** TASK TO COMPLETE **
Copy out every line of the records where the string "screenshot" occurs.
# # # # #
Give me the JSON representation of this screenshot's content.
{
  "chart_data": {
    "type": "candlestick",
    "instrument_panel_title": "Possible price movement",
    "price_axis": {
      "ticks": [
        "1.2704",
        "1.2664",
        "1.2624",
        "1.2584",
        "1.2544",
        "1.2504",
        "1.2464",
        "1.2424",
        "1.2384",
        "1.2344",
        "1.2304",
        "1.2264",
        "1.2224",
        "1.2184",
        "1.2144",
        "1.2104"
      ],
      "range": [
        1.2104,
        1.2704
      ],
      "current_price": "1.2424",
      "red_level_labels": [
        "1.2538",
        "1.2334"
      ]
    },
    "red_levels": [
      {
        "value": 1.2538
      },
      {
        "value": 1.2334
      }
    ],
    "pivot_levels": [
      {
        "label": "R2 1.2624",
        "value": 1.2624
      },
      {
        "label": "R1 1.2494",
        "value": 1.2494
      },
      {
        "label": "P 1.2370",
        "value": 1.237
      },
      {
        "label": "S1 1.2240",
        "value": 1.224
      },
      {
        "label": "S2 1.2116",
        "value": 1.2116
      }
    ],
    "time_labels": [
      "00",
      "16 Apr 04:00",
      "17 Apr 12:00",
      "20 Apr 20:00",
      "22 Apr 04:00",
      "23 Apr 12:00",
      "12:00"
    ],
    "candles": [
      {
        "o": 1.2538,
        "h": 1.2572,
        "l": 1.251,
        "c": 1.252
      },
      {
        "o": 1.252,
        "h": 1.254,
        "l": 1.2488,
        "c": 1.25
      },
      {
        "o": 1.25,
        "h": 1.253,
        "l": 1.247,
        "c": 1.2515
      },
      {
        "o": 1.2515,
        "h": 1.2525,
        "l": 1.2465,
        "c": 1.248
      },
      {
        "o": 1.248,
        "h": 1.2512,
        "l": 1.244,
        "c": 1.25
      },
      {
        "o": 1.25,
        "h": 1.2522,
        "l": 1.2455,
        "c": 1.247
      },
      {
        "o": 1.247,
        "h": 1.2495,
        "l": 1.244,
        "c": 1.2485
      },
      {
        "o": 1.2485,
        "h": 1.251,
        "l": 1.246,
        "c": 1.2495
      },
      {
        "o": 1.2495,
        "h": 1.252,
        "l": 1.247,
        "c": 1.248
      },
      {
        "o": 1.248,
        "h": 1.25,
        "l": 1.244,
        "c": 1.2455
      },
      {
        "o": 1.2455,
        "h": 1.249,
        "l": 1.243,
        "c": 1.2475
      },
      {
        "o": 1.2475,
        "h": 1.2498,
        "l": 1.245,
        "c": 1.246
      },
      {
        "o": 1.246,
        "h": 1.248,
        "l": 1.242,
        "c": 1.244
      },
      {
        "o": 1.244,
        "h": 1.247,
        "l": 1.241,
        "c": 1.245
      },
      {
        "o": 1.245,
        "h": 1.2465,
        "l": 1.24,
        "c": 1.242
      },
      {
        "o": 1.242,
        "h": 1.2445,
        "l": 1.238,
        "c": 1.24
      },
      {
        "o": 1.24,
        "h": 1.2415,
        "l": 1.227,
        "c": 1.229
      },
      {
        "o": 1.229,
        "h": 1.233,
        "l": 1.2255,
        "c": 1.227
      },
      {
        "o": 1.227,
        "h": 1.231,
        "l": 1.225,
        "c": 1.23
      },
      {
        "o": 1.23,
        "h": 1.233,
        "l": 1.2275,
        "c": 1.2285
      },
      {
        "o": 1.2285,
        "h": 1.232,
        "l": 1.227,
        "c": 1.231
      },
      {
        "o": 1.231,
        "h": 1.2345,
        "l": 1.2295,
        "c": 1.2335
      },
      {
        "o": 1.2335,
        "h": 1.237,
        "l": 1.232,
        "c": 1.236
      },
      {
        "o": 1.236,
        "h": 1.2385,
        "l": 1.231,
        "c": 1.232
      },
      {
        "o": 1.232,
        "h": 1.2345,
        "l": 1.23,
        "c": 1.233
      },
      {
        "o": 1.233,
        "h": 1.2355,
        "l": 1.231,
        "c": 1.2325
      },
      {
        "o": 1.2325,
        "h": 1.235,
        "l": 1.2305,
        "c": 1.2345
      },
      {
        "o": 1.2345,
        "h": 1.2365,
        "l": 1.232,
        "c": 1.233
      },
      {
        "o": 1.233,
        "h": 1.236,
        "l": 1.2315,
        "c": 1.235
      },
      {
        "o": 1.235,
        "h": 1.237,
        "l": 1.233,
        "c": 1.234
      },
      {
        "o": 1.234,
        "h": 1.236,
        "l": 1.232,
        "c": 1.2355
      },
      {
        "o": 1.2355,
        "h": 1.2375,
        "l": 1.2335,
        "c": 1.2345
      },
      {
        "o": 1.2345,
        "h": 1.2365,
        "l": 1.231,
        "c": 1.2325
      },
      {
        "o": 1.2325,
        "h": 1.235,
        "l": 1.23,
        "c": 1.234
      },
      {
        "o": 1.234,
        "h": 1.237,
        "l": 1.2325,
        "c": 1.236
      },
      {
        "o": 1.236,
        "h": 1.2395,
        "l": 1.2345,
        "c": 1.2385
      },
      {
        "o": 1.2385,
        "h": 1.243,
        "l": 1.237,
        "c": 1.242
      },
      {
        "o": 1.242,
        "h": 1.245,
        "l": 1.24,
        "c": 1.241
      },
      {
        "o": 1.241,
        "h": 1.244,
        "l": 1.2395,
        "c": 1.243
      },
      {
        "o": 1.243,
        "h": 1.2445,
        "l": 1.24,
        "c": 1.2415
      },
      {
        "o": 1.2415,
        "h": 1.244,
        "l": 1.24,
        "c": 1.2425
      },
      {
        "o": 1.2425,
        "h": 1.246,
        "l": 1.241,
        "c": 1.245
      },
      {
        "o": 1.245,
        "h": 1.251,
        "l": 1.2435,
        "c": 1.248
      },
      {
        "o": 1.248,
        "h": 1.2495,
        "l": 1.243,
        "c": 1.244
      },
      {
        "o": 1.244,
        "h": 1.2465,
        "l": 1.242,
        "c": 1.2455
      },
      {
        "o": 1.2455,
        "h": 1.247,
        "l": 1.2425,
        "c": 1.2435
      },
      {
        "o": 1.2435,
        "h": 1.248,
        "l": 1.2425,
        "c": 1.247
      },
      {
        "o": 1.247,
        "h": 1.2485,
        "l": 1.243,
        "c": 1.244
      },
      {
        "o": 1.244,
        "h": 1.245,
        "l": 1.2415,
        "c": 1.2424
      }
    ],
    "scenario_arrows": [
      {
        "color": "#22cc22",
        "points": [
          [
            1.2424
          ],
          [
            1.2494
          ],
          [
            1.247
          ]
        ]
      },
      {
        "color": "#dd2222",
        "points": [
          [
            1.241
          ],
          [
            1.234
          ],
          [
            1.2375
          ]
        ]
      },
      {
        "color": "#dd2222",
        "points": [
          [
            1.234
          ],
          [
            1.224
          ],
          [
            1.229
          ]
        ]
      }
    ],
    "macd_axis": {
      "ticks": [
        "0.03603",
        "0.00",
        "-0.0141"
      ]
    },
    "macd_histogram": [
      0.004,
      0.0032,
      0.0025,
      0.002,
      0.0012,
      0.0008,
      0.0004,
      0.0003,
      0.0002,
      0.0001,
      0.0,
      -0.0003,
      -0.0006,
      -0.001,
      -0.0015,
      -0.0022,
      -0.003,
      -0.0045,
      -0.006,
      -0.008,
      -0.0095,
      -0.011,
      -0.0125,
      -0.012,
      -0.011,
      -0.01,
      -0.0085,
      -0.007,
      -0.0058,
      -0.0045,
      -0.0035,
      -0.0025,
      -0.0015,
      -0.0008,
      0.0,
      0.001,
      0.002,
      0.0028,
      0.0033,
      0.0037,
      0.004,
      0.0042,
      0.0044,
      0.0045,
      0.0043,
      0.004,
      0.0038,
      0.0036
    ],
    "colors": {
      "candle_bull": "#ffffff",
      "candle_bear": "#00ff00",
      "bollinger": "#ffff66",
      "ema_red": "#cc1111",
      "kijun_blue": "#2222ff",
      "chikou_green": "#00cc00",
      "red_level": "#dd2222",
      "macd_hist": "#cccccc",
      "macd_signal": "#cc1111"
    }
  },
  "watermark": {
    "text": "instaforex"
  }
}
# # # # #
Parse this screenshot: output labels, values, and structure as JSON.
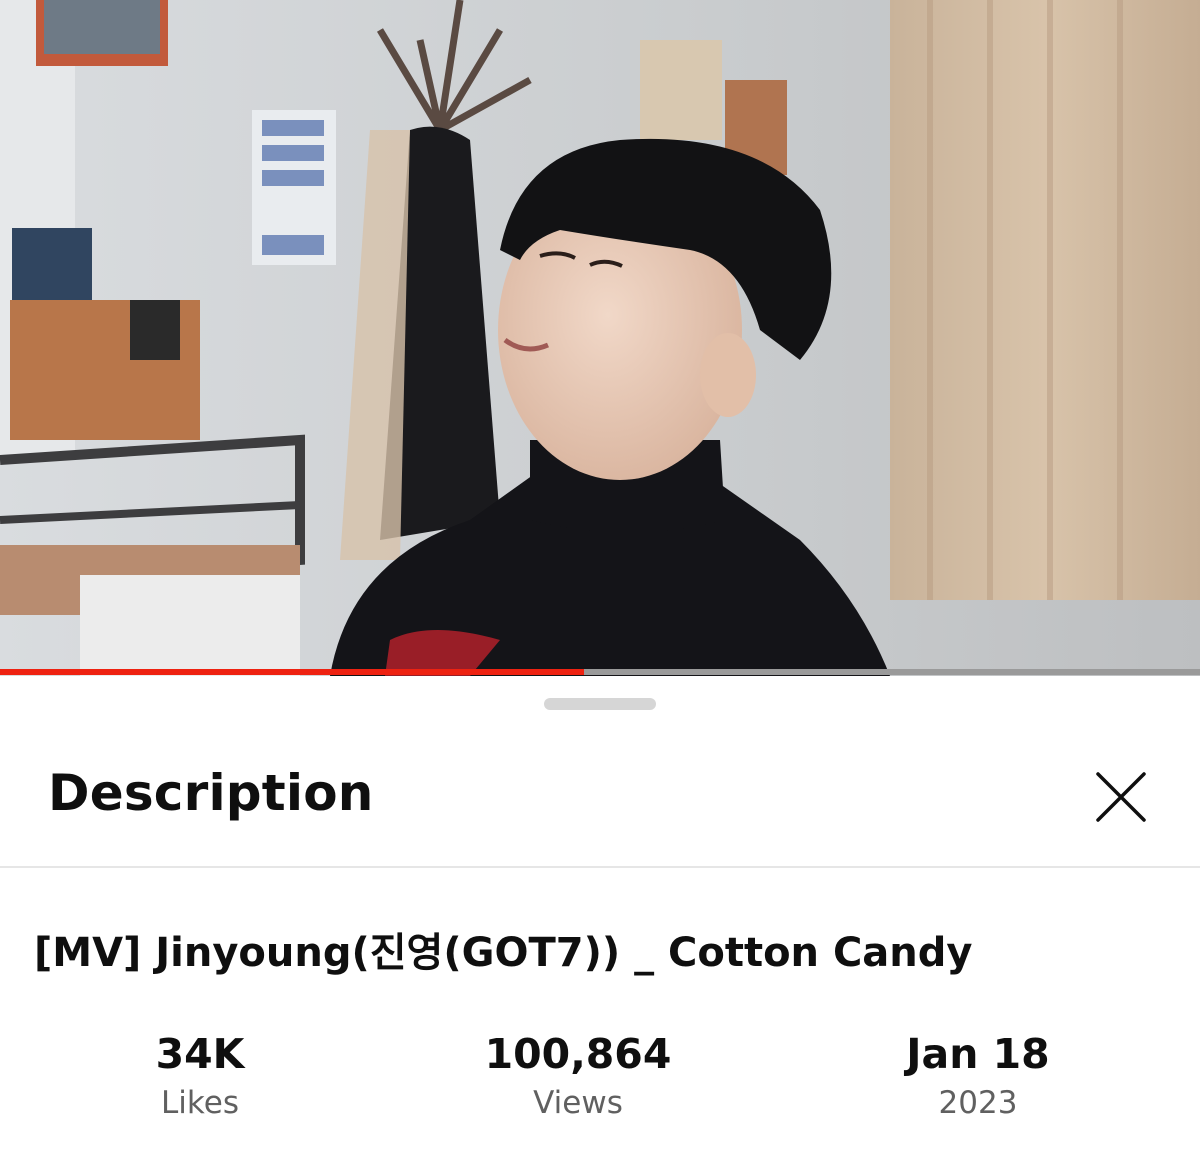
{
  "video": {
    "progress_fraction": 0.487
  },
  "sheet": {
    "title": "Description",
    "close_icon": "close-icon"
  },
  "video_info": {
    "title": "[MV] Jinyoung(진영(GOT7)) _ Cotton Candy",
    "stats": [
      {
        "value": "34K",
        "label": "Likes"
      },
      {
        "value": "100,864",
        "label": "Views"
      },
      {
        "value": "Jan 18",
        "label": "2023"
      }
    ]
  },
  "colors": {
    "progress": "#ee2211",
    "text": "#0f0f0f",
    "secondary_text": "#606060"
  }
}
# # # # #
** EXPECTED ANSWER **
Give me the JSON representation of this screenshot's content.
Parse this screenshot: output labels, values, and structure as JSON.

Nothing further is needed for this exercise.